> **Excerpted records**:
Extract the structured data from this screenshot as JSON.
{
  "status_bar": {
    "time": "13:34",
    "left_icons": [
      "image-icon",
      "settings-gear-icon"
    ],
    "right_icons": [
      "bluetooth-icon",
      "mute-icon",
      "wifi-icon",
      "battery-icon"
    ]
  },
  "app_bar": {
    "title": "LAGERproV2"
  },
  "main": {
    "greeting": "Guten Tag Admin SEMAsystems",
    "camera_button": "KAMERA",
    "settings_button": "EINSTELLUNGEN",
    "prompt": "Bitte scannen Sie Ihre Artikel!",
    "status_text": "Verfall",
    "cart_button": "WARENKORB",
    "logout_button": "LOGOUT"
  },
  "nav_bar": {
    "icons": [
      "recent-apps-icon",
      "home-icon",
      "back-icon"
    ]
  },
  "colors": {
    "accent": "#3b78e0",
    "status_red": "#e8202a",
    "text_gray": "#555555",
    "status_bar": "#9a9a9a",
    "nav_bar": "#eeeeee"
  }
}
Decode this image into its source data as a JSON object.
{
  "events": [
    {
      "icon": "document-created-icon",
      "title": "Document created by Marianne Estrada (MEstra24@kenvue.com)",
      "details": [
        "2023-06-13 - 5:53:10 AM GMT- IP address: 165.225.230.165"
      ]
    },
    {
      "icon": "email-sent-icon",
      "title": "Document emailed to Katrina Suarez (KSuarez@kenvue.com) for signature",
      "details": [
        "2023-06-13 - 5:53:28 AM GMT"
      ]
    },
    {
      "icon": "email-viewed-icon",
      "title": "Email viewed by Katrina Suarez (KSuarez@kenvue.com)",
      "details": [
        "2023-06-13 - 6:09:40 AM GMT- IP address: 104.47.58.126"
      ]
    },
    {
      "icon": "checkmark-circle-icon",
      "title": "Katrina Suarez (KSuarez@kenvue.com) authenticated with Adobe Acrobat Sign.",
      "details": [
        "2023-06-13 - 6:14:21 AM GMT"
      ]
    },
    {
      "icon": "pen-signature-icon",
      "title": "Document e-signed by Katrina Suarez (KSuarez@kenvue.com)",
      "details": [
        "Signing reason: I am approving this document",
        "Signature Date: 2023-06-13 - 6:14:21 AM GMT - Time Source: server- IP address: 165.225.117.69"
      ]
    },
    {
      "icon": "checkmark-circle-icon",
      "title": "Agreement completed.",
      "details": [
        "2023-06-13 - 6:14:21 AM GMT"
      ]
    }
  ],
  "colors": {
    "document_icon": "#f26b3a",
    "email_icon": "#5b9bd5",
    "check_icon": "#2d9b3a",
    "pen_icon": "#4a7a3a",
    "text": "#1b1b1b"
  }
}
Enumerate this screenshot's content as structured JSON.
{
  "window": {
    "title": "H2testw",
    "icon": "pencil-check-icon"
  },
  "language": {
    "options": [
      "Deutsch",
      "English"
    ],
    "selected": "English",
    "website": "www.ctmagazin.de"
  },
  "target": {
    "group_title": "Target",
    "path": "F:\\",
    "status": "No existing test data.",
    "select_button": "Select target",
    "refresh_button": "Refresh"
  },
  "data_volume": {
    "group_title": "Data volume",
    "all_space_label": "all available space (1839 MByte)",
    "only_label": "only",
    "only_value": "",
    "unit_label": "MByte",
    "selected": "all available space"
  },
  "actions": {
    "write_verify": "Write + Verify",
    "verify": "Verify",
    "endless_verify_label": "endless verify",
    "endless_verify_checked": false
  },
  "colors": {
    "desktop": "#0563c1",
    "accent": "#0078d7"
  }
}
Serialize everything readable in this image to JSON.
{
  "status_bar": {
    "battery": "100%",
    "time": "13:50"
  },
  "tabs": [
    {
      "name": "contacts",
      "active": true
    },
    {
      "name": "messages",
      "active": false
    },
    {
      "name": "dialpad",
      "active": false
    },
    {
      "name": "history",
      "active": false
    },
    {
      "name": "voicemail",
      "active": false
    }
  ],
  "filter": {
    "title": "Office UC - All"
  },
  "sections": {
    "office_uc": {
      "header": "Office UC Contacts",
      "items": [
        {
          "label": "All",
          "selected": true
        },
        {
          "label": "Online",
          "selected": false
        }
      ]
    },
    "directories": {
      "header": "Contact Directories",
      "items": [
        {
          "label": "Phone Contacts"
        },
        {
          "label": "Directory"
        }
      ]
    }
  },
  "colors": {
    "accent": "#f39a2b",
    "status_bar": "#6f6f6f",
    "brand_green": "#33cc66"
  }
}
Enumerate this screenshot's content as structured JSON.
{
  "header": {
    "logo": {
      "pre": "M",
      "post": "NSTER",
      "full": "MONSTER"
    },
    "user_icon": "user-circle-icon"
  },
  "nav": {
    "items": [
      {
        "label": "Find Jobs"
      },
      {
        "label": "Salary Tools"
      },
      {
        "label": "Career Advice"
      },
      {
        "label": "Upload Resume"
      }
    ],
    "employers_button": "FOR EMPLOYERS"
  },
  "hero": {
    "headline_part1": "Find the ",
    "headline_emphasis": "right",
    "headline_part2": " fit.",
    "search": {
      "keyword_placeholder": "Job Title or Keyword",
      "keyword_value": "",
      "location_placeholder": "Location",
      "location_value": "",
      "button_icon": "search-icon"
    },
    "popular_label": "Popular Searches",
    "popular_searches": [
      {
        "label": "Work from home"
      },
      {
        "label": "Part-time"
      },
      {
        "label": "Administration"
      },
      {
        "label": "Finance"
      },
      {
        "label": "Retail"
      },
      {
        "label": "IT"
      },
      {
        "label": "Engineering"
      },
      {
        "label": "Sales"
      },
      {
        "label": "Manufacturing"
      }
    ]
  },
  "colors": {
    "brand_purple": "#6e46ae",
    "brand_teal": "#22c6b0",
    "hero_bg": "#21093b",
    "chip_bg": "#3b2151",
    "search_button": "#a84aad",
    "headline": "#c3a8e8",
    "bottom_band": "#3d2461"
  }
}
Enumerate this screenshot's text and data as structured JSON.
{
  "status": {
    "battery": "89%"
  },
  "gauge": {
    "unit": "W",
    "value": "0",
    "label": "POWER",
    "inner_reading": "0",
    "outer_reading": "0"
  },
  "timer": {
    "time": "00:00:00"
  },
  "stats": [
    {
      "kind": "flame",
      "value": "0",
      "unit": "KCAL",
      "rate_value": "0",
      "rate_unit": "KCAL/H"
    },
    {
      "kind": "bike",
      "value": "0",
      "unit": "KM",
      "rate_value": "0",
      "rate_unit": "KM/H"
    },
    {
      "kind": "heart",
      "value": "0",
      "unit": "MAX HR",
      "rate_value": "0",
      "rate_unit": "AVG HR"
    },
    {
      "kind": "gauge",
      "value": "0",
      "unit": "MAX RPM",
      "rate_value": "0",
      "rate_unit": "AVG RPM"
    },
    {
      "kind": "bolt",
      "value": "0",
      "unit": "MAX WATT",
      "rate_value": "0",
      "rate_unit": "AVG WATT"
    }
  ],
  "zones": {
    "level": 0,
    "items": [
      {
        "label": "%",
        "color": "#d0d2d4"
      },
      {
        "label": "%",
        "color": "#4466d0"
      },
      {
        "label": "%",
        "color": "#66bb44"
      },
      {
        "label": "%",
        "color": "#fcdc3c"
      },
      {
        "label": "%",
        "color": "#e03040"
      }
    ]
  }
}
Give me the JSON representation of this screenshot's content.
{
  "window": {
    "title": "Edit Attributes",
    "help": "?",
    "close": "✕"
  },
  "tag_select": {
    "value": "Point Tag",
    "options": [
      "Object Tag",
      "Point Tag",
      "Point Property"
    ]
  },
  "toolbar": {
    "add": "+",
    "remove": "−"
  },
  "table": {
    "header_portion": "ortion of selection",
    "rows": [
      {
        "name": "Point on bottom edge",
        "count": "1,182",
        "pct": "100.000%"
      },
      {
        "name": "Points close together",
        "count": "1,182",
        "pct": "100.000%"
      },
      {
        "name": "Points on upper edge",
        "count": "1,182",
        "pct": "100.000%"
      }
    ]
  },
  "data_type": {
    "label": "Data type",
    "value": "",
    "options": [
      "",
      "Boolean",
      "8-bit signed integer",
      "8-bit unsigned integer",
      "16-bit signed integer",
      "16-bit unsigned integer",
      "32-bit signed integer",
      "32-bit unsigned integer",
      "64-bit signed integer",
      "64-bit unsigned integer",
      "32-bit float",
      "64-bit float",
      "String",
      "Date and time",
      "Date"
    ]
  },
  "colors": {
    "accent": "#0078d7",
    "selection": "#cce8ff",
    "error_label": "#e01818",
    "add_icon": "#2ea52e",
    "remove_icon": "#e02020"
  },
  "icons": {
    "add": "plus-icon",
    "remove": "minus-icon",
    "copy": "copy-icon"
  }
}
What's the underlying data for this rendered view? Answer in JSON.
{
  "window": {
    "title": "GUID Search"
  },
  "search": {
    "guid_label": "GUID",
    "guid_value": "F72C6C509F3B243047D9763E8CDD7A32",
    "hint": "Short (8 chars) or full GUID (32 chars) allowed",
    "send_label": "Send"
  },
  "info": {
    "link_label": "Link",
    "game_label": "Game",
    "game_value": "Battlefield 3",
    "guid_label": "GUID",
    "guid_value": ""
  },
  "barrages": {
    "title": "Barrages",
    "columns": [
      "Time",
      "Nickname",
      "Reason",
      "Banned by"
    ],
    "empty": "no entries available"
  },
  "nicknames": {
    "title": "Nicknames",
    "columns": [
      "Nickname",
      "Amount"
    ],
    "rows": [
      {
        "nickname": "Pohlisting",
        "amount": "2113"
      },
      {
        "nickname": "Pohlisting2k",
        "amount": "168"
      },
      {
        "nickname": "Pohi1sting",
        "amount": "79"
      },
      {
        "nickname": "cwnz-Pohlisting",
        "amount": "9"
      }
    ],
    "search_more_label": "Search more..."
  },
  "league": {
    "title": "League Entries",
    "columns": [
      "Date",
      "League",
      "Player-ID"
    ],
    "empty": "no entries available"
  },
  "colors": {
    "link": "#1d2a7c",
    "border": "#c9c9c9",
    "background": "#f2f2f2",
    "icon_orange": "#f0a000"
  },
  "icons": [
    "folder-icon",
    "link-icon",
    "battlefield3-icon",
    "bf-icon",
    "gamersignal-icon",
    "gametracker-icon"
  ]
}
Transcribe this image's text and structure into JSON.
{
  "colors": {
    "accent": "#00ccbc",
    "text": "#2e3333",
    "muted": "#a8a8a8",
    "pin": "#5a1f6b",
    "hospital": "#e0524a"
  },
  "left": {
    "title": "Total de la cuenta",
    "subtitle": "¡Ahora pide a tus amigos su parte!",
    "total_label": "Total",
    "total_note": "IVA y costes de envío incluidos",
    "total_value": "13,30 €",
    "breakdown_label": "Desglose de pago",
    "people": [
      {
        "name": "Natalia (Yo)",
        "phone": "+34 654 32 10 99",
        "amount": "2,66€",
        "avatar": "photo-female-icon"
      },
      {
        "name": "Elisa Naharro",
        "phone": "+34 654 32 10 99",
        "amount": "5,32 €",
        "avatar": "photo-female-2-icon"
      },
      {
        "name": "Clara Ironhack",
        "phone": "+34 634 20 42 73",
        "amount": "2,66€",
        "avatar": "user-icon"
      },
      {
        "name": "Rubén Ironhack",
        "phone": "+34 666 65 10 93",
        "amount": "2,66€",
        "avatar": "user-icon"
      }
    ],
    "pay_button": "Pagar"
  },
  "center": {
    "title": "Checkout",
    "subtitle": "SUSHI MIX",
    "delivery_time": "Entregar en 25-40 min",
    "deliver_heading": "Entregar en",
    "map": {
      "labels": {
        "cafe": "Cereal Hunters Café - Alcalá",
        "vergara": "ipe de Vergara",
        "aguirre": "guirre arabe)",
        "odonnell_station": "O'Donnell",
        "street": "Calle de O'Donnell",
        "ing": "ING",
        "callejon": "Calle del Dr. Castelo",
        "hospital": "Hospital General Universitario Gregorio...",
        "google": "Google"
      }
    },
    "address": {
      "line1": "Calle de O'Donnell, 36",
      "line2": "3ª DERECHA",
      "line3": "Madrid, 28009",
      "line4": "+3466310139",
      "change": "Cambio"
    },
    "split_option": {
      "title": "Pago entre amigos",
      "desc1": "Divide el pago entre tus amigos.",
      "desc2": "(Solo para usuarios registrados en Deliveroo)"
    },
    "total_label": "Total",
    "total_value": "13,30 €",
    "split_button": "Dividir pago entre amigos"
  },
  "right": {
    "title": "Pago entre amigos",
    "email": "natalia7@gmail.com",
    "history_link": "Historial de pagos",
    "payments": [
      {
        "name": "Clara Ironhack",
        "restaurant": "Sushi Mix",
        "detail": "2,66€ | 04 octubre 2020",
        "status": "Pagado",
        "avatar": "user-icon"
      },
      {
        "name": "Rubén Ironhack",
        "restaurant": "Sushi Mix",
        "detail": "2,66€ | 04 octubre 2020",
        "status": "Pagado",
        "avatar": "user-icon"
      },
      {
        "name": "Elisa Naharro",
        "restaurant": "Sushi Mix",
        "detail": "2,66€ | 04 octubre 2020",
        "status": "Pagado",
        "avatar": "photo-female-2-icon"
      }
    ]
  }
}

> **Problem**: Provide only the count of lines in the material above that hold the word "space".

> **Correct result**: 2